===== Provided entries

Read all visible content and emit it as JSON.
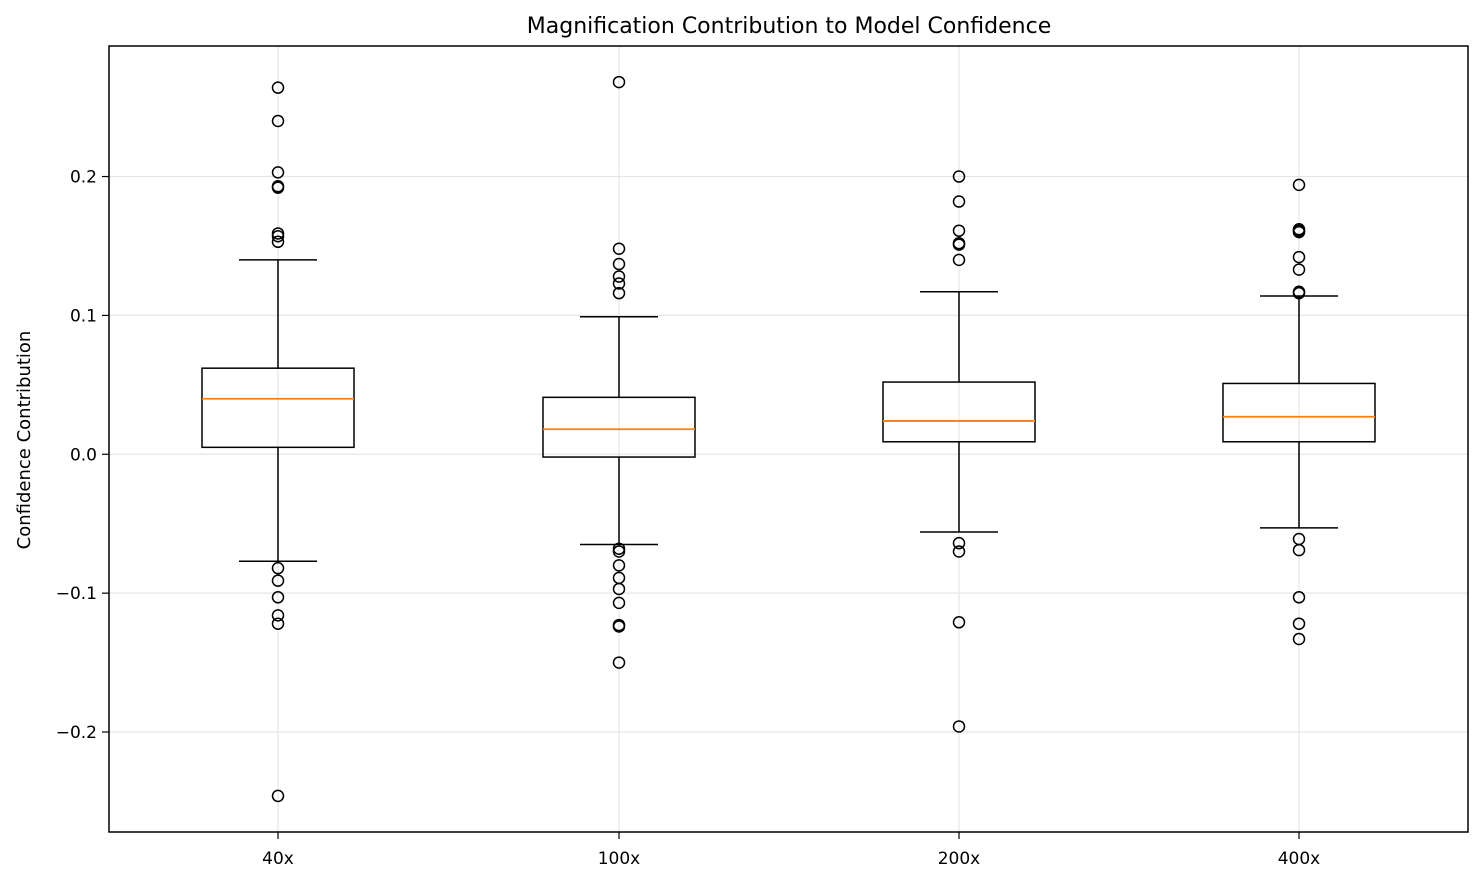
{
  "chart_data": {
    "type": "box",
    "title": "Magnification Contribution to Model Confidence",
    "xlabel": "",
    "ylabel": "Confidence Contribution",
    "ylim": [
      -0.272,
      0.294
    ],
    "yticks": [
      -0.2,
      -0.1,
      0.0,
      0.1,
      0.2
    ],
    "ytick_labels": [
      "−0.2",
      "−0.1",
      "0.0",
      "0.1",
      "0.2"
    ],
    "grid": true,
    "categories": [
      "40x",
      "100x",
      "200x",
      "400x"
    ],
    "boxes": [
      {
        "label": "40x",
        "whisker_low": -0.077,
        "q1": 0.005,
        "median": 0.04,
        "q3": 0.062,
        "whisker_high": 0.14,
        "outliers": [
          0.264,
          0.24,
          0.203,
          0.193,
          0.192,
          0.159,
          0.157,
          0.153,
          -0.082,
          -0.091,
          -0.103,
          -0.116,
          -0.122,
          -0.246
        ]
      },
      {
        "label": "100x",
        "whisker_low": -0.065,
        "q1": -0.002,
        "median": 0.018,
        "q3": 0.041,
        "whisker_high": 0.099,
        "outliers": [
          0.268,
          0.148,
          0.137,
          0.128,
          0.123,
          0.116,
          -0.068,
          -0.07,
          -0.08,
          -0.089,
          -0.097,
          -0.107,
          -0.123,
          -0.124,
          -0.15
        ]
      },
      {
        "label": "200x",
        "whisker_low": -0.056,
        "q1": 0.009,
        "median": 0.024,
        "q3": 0.052,
        "whisker_high": 0.117,
        "outliers": [
          0.2,
          0.182,
          0.161,
          0.152,
          0.151,
          0.14,
          -0.064,
          -0.07,
          -0.121,
          -0.196
        ]
      },
      {
        "label": "400x",
        "whisker_low": -0.053,
        "q1": 0.009,
        "median": 0.027,
        "q3": 0.051,
        "whisker_high": 0.114,
        "outliers": [
          0.194,
          0.162,
          0.161,
          0.16,
          0.142,
          0.133,
          0.117,
          0.116,
          -0.061,
          -0.069,
          -0.103,
          -0.122,
          -0.133
        ]
      }
    ],
    "colors": {
      "box": "#000000",
      "median": "#ff7f0e",
      "grid": "#e6e6e6"
    }
  }
}
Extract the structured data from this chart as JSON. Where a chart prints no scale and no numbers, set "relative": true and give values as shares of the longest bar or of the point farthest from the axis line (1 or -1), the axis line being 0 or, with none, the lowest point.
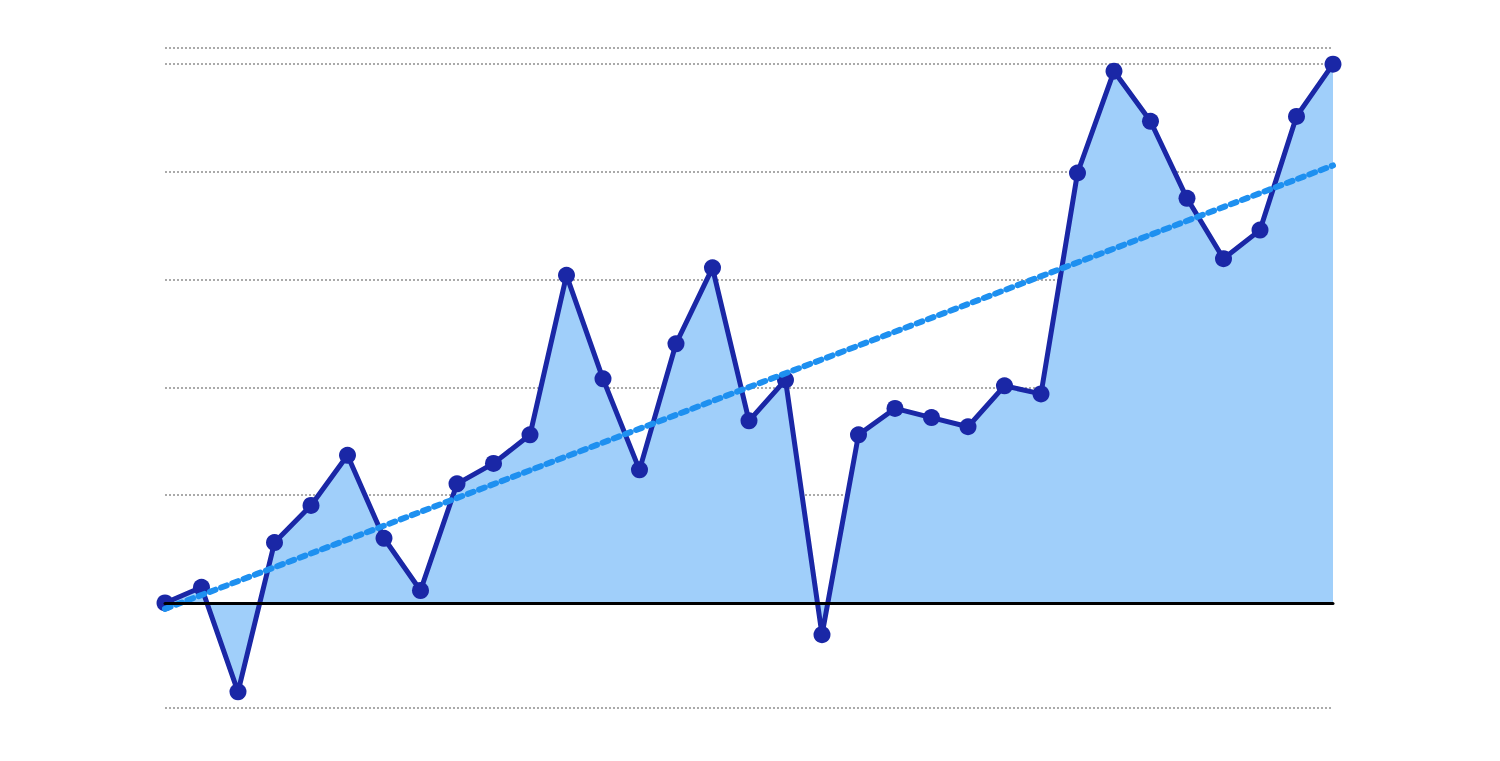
{
  "chart_data": {
    "type": "area",
    "relative": true,
    "grid": "y",
    "marker": "circle",
    "categories": [
      null,
      null,
      null,
      null,
      null,
      null,
      null,
      null,
      null,
      null,
      null,
      null,
      null,
      null,
      null,
      null,
      null,
      null,
      null,
      null,
      null,
      null,
      null,
      null,
      null,
      null,
      null,
      null,
      null,
      null,
      null,
      null,
      null
    ],
    "series": [
      {
        "type": "area",
        "color": "#1a27a6",
        "values": [
          0,
          0.029,
          -0.165,
          0.112,
          0.181,
          0.274,
          0.12,
          0.023,
          0.221,
          0.259,
          0.312,
          0.608,
          0.416,
          0.247,
          0.481,
          0.622,
          0.338,
          0.414,
          -0.059,
          0.312,
          0.361,
          0.344,
          0.327,
          0.403,
          0.388,
          0.798,
          0.987,
          0.894,
          0.751,
          0.639,
          0.692,
          0.903,
          1
        ]
      },
      {
        "type": "line",
        "color": "#1e90f0",
        "line_style": "dotted",
        "marker": "none",
        "values": [
          -0.011,
          null,
          null,
          null,
          null,
          null,
          null,
          null,
          null,
          null,
          null,
          null,
          null,
          null,
          null,
          null,
          null,
          null,
          null,
          null,
          null,
          null,
          null,
          null,
          null,
          null,
          null,
          null,
          null,
          null,
          null,
          null,
          0.812
        ]
      }
    ]
  }
}
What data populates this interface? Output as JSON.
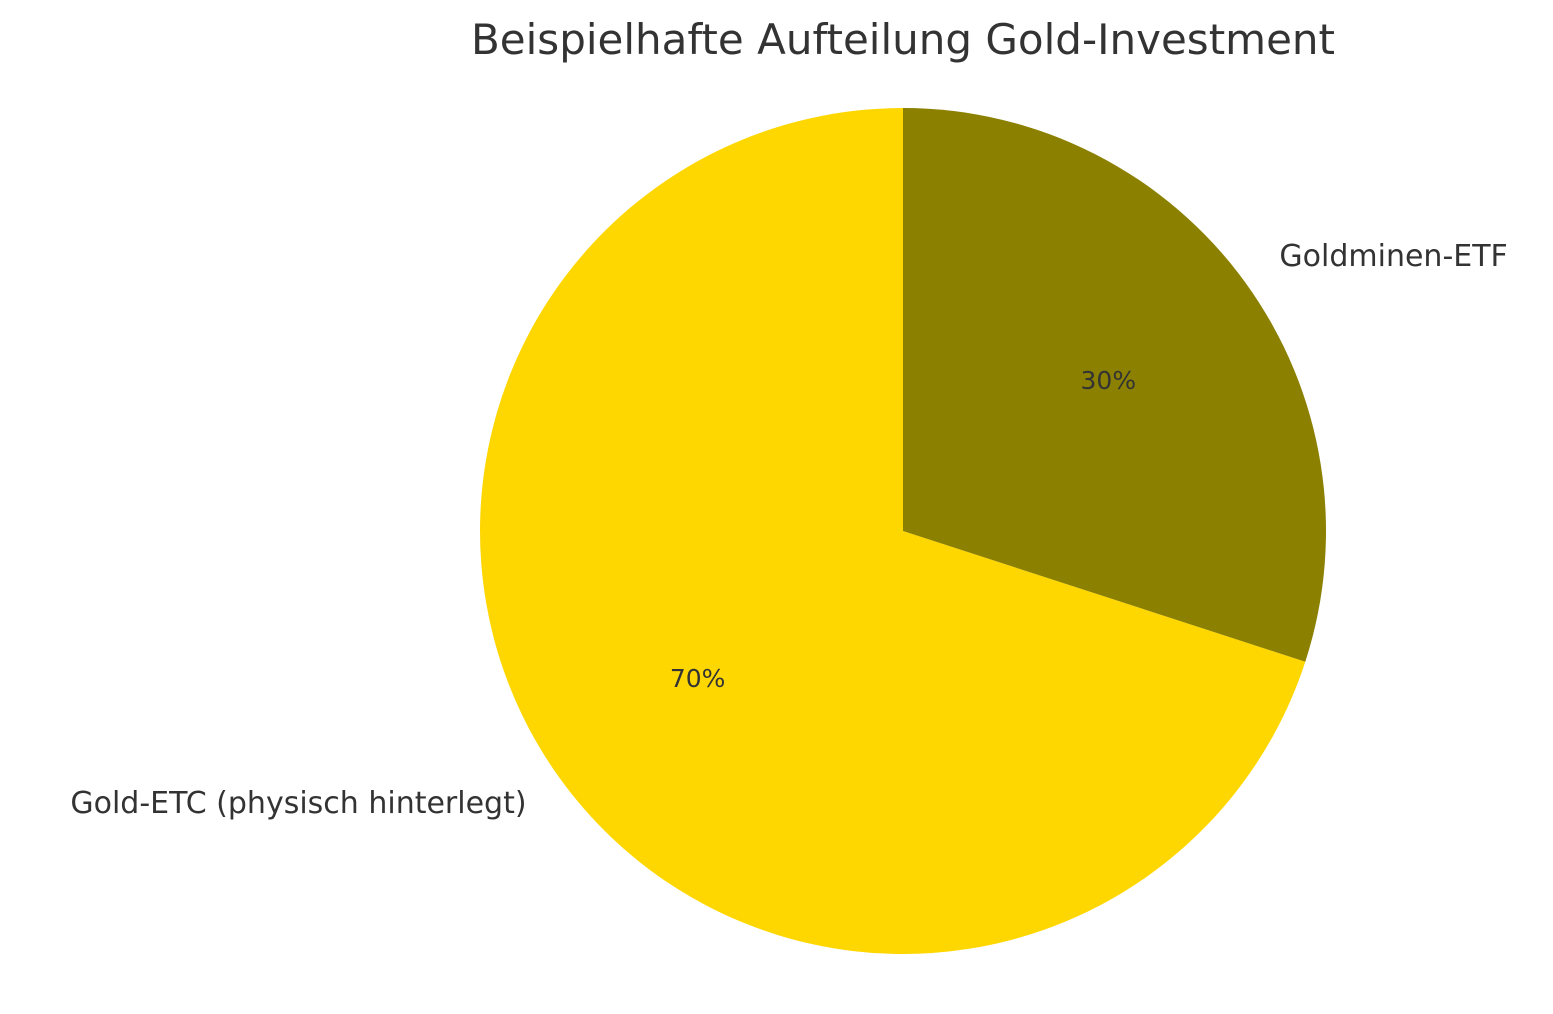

==========

**Problem statement:** Every line should be retyped exactly, with the pictures omitted.

**Solution below:**
Read all visible content and emit it as JSON.
{
  "chart_data": {
    "type": "box",
    "title": "Magnification Contribution to Model Confidence",
    "xlabel": "",
    "ylabel": "Confidence Contribution",
    "ylim": [
      -0.272,
      0.294
    ],
    "yticks": [
      -0.2,
      -0.1,
      0.0,
      0.1,
      0.2
    ],
    "ytick_labels": [
      "−0.2",
      "−0.1",
      "0.0",
      "0.1",
      "0.2"
    ],
    "grid": true,
    "categories": [
      "40x",
      "100x",
      "200x",
      "400x"
    ],
    "boxes": [
      {
        "label": "40x",
        "whisker_low": -0.077,
        "q1": 0.005,
        "median": 0.04,
        "q3": 0.062,
        "whisker_high": 0.14,
        "outliers": [
          0.264,
          0.24,
          0.203,
          0.193,
          0.192,
          0.159,
          0.157,
          0.153,
          -0.082,
          -0.091,
          -0.103,
          -0.116,
          -0.122,
          -0.246
        ]
      },
      {
        "label": "100x",
        "whisker_low": -0.065,
        "q1": -0.002,
        "median": 0.018,
        "q3": 0.041,
        "whisker_high": 0.099,
        "outliers": [
          0.268,
          0.148,
          0.137,
          0.128,
          0.123,
          0.116,
          -0.068,
          -0.07,
          -0.08,
          -0.089,
          -0.097,
          -0.107,
          -0.123,
          -0.124,
          -0.15
        ]
      },
      {
        "label": "200x",
        "whisker_low": -0.056,
        "q1": 0.009,
        "median": 0.024,
        "q3": 0.052,
        "whisker_high": 0.117,
        "outliers": [
          0.2,
          0.182,
          0.161,
          0.152,
          0.151,
          0.14,
          -0.064,
          -0.07,
          -0.121,
          -0.196
        ]
      },
      {
        "label": "400x",
        "whisker_low": -0.053,
        "q1": 0.009,
        "median": 0.027,
        "q3": 0.051,
        "whisker_high": 0.114,
        "outliers": [
          0.194,
          0.162,
          0.161,
          0.16,
          0.142,
          0.133,
          0.117,
          0.116,
          -0.061,
          -0.069,
          -0.103,
          -0.122,
          -0.133
        ]
      }
    ],
    "colors": {
      "box": "#000000",
      "median": "#ff7f0e",
      "grid": "#e6e6e6"
    }
  }
}
Extract the structured data from this chart as JSON. Where a chart prints no scale and no numbers, set "relative": true and give values as shares of the longest bar or of the point farthest from the axis line (1 or -1), the axis line being 0 or, with none, the lowest point.
{
  "chart_data": {
    "type": "area",
    "relative": true,
    "grid": "y",
    "marker": "circle",
    "categories": [
      null,
      null,
      null,
      null,
      null,
      null,
      null,
      null,
      null,
      null,
      null,
      null,
      null,
      null,
      null,
      null,
      null,
      null,
      null,
      null,
      null,
      null,
      null,
      null,
      null,
      null,
      null,
      null,
      null,
      null,
      null,
      null,
      null
    ],
    "series": [
      {
        "type": "area",
        "color": "#1a27a6",
        "values": [
          0,
          0.029,
          -0.165,
          0.112,
          0.181,
          0.274,
          0.12,
          0.023,
          0.221,
          0.259,
          0.312,
          0.608,
          0.416,
          0.247,
          0.481,
          0.622,
          0.338,
          0.414,
          -0.059,
          0.312,
          0.361,
          0.344,
          0.327,
          0.403,
          0.388,
          0.798,
          0.987,
          0.894,
          0.751,
          0.639,
          0.692,
          0.903,
          1
        ]
      },
      {
        "type": "line",
        "color": "#1e90f0",
        "line_style": "dotted",
        "marker": "none",
        "values": [
          -0.011,
          null,
          null,
          null,
          null,
          null,
          null,
          null,
          null,
          null,
          null,
          null,
          null,
          null,
          null,
          null,
          null,
          null,
          null,
          null,
          null,
          null,
          null,
          null,
          null,
          null,
          null,
          null,
          null,
          null,
          null,
          null,
          0.812
        ]
      }
    ]
  }
}
What data populates this interface? Output as JSON.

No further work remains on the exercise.